STORED RECORDS
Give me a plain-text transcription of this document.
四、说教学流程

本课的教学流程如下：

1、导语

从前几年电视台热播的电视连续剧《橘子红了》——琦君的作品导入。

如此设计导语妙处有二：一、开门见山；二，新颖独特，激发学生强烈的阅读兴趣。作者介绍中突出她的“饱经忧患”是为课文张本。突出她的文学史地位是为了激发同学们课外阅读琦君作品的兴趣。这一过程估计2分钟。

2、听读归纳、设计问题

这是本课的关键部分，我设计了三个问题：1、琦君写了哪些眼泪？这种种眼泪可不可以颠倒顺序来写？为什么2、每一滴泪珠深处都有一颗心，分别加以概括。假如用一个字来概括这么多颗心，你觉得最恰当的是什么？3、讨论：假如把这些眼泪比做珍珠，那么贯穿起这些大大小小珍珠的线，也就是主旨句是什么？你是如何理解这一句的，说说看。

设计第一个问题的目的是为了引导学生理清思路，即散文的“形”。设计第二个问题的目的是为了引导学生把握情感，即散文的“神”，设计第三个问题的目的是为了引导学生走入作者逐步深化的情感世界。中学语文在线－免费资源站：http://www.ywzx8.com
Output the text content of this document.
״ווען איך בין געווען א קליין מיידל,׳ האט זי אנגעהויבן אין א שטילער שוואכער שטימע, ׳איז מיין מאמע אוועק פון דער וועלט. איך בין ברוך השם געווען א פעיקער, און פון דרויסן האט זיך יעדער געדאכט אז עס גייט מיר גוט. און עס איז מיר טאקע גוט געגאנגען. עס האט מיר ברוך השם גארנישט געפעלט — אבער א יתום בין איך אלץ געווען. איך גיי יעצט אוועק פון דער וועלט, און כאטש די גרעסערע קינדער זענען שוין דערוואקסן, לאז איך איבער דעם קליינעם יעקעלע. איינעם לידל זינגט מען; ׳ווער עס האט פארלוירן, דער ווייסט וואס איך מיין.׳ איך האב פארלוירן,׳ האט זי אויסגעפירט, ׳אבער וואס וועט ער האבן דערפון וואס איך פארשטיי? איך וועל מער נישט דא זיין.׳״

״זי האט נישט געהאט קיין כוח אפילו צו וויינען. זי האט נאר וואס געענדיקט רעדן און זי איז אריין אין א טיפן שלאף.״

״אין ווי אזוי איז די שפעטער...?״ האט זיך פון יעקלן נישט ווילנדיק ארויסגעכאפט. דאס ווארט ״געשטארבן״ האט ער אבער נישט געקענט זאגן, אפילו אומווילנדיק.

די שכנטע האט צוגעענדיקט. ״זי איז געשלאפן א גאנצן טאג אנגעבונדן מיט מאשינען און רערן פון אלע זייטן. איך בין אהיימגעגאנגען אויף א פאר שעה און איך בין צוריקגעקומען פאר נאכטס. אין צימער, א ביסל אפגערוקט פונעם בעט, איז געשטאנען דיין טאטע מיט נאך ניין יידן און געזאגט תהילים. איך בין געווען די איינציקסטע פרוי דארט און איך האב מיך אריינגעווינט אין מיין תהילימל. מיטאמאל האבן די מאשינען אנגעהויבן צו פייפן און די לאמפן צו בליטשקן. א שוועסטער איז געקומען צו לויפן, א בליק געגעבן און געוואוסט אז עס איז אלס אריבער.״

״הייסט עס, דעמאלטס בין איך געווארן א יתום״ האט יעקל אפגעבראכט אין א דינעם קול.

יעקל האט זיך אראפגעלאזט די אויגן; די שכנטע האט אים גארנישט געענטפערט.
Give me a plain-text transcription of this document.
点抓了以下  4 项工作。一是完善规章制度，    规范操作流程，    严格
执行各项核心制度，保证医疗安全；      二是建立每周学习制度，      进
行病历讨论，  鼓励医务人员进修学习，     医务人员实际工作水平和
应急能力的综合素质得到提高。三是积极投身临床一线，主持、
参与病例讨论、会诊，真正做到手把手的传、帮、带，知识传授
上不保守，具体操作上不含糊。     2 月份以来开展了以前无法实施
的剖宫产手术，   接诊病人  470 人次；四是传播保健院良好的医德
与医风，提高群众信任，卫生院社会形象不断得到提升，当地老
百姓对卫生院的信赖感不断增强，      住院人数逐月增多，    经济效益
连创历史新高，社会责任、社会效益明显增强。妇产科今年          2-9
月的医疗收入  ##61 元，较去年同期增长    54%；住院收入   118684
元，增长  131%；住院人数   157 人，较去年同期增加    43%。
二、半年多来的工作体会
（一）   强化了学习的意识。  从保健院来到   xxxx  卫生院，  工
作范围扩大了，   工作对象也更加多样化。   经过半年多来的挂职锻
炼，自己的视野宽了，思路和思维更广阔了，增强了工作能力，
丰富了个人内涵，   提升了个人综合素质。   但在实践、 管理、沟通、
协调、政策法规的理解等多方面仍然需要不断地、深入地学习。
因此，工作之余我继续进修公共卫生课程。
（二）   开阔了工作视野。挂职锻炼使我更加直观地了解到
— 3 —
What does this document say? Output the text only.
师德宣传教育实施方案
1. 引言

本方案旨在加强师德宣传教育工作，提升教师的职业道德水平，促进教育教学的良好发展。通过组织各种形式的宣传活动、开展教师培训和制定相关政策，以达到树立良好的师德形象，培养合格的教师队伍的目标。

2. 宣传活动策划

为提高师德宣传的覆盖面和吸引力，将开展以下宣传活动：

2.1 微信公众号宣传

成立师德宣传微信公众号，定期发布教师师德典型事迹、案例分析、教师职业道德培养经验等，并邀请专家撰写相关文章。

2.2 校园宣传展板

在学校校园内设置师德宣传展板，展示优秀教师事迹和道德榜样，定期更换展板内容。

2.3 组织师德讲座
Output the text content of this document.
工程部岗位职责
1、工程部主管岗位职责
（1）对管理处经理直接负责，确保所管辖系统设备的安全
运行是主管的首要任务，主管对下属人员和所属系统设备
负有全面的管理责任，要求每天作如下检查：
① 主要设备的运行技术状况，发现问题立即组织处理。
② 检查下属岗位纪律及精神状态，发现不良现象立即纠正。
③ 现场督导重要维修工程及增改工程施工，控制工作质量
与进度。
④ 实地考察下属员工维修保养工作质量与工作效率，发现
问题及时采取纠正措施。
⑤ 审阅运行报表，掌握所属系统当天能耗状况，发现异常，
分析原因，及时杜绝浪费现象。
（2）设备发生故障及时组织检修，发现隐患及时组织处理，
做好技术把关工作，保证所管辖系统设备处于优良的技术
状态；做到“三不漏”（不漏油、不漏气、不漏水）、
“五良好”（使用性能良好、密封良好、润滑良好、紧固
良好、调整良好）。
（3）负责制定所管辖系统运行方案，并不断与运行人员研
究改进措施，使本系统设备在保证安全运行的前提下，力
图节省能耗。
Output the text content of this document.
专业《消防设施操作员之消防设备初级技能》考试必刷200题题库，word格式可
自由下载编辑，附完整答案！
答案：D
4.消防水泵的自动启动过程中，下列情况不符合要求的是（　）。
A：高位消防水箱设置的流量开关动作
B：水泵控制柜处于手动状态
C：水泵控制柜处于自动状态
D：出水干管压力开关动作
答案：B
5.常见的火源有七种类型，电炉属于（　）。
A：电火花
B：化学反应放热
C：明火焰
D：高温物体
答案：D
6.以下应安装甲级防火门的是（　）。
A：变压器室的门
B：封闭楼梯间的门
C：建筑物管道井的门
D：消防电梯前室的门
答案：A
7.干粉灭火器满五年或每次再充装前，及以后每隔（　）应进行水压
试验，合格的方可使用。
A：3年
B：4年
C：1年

TASK STATEMENT
Copy out each record exactly as given, omitting none.

THE REPLY
Give me a plain-text transcription of this document.
四、说教学流程

本课的教学流程如下：

1、导语

从前几年电视台热播的电视连续剧《橘子红了》——琦君的作品导入。

如此设计导语妙处有二：一、开门见山；二，新颖独特，激发学生强烈的阅读兴趣。作者介绍中突出她的“饱经忧患”是为课文张本。突出她的文学史地位是为了激发同学们课外阅读琦君作品的兴趣。这一过程估计2分钟。

2、听读归纳、设计问题

这是本课的关键部分，我设计了三个问题：1、琦君写了哪些眼泪？这种种眼泪可不可以颠倒顺序来写？为什么2、每一滴泪珠深处都有一颗心，分别加以概括。假如用一个字来概括这么多颗心，你觉得最恰当的是什么？3、讨论：假如把这些眼泪比做珍珠，那么贯穿起这些大大小小珍珠的线，也就是主旨句是什么？你是如何理解这一句的，说说看。

设计第一个问题的目的是为了引导学生理清思路，即散文的“形”。设计第二个问题的目的是为了引导学生把握情感，即散文的“神”，设计第三个问题的目的是为了引导学生走入作者逐步深化的情感世界。中学语文在线－免费资源站：http://www.ywzx8.com
Output the text content of this document.
״ווען איך בין געווען א קליין מיידל,׳ האט זי אנגעהויבן אין א שטילער שוואכער שטימע, ׳איז מיין מאמע אוועק פון דער וועלט. איך בין ברוך השם געווען א פעיקער, און פון דרויסן האט זיך יעדער געדאכט אז עס גייט מיר גוט. און עס איז מיר טאקע גוט געגאנגען. עס האט מיר ברוך השם גארנישט געפעלט — אבער א יתום בין איך אלץ געווען. איך גיי יעצט אוועק פון דער וועלט, און כאטש די גרעסערע קינדער זענען שוין דערוואקסן, לאז איך איבער דעם קליינעם יעקעלע. איינעם לידל זינגט מען; ׳ווער עס האט פארלוירן, דער ווייסט וואס איך מיין.׳ איך האב פארלוירן,׳ האט זי אויסגעפירט, ׳אבער וואס וועט ער האבן דערפון וואס איך פארשטיי? איך וועל מער נישט דא זיין.׳״

״זי האט נישט געהאט קיין כוח אפילו צו וויינען. זי האט נאר וואס געענדיקט רעדן און זי איז אריין אין א טיפן שלאף.״

״אין ווי אזוי איז די שפעטער...?״ האט זיך פון יעקלן נישט ווילנדיק ארויסגעכאפט. דאס ווארט ״געשטארבן״ האט ער אבער נישט געקענט זאגן, אפילו אומווילנדיק.

די שכנטע האט צוגעענדיקט. ״זי איז געשלאפן א גאנצן טאג אנגעבונדן מיט מאשינען און רערן פון אלע זייטן. איך בין אהיימגעגאנגען אויף א פאר שעה און איך בין צוריקגעקומען פאר נאכטס. אין צימער, א ביסל אפגערוקט פונעם בעט, איז געשטאנען דיין טאטע מיט נאך ניין יידן און געזאגט תהילים. איך בין געווען די איינציקסטע פרוי דארט און איך האב מיך אריינגעווינט אין מיין תהילימל. מיטאמאל האבן די מאשינען אנגעהויבן צו פייפן און די לאמפן צו בליטשקן. א שוועסטער איז געקומען צו לויפן, א בליק געגעבן און געוואוסט אז עס איז אלס אריבער.״

״הייסט עס, דעמאלטס בין איך געווארן א יתום״ האט יעקל אפגעבראכט אין א דינעם קול.

יעקל האט זיך אראפגעלאזט די אויגן; די שכנטע האט אים גארנישט געענטפערט.
Give me a plain-text transcription of this document.
点抓了以下  4 项工作。一是完善规章制度，    规范操作流程，    严格
执行各项核心制度，保证医疗安全；      二是建立每周学习制度，      进
行病历讨论，  鼓励医务人员进修学习，     医务人员实际工作水平和
应急能力的综合素质得到提高。三是积极投身临床一线，主持、
参与病例讨论、会诊，真正做到手把手的传、帮、带，知识传授
上不保守，具体操作上不含糊。     2 月份以来开展了以前无法实施
的剖宫产手术，   接诊病人  470 人次；四是传播保健院良好的医德
与医风，提高群众信任，卫生院社会形象不断得到提升，当地老
百姓对卫生院的信赖感不断增强，      住院人数逐月增多，    经济效益
连创历史新高，社会责任、社会效益明显增强。妇产科今年          2-9
月的医疗收入  ##61 元，较去年同期增长    54%；住院收入   118684
元，增长  131%；住院人数   157 人，较去年同期增加    43%。
二、半年多来的工作体会
（一）   强化了学习的意识。  从保健院来到   xxxx  卫生院，  工
作范围扩大了，   工作对象也更加多样化。   经过半年多来的挂职锻
炼，自己的视野宽了，思路和思维更广阔了，增强了工作能力，
丰富了个人内涵，   提升了个人综合素质。   但在实践、 管理、沟通、
协调、政策法规的理解等多方面仍然需要不断地、深入地学习。
因此，工作之余我继续进修公共卫生课程。
（二）   开阔了工作视野。挂职锻炼使我更加直观地了解到
— 3 —
What does this document say? Output the text only.
师德宣传教育实施方案
1. 引言

本方案旨在加强师德宣传教育工作，提升教师的职业道德水平，促进教育教学的良好发展。通过组织各种形式的宣传活动、开展教师培训和制定相关政策，以达到树立良好的师德形象，培养合格的教师队伍的目标。

2. 宣传活动策划

为提高师德宣传的覆盖面和吸引力，将开展以下宣传活动：

2.1 微信公众号宣传

成立师德宣传微信公众号，定期发布教师师德典型事迹、案例分析、教师职业道德培养经验等，并邀请专家撰写相关文章。

2.2 校园宣传展板

在学校校园内设置师德宣传展板，展示优秀教师事迹和道德榜样，定期更换展板内容。

2.3 组织师德讲座
Output the text content of this document.
工程部岗位职责
1、工程部主管岗位职责
（1）对管理处经理直接负责，确保所管辖系统设备的安全
运行是主管的首要任务，主管对下属人员和所属系统设备
负有全面的管理责任，要求每天作如下检查：
① 主要设备的运行技术状况，发现问题立即组织处理。
② 检查下属岗位纪律及精神状态，发现不良现象立即纠正。
③ 现场督导重要维修工程及增改工程施工，控制工作质量
与进度。
④ 实地考察下属员工维修保养工作质量与工作效率，发现
问题及时采取纠正措施。
⑤ 审阅运行报表，掌握所属系统当天能耗状况，发现异常，
分析原因，及时杜绝浪费现象。
（2）设备发生故障及时组织检修，发现隐患及时组织处理，
做好技术把关工作，保证所管辖系统设备处于优良的技术
状态；做到“三不漏”（不漏油、不漏气、不漏水）、
“五良好”（使用性能良好、密封良好、润滑良好、紧固
良好、调整良好）。
（3）负责制定所管辖系统运行方案，并不断与运行人员研
究改进措施，使本系统设备在保证安全运行的前提下，力
图节省能耗。
Output the text content of this document.
专业《消防设施操作员之消防设备初级技能》考试必刷200题题库，word格式可
自由下载编辑，附完整答案！
答案：D
4.消防水泵的自动启动过程中，下列情况不符合要求的是（　）。
A：高位消防水箱设置的流量开关动作
B：水泵控制柜处于手动状态
C：水泵控制柜处于自动状态
D：出水干管压力开关动作
答案：B
5.常见的火源有七种类型，电炉属于（　）。
A：电火花
B：化学反应放热
C：明火焰
D：高温物体
答案：D
6.以下应安装甲级防火门的是（　）。
A：变压器室的门
B：封闭楼梯间的门
C：建筑物管道井的门
D：消防电梯前室的门
答案：A
7.干粉灭火器满五年或每次再充装前，及以后每隔（　）应进行水压
试验，合格的方可使用。
A：3年
B：4年
C：1年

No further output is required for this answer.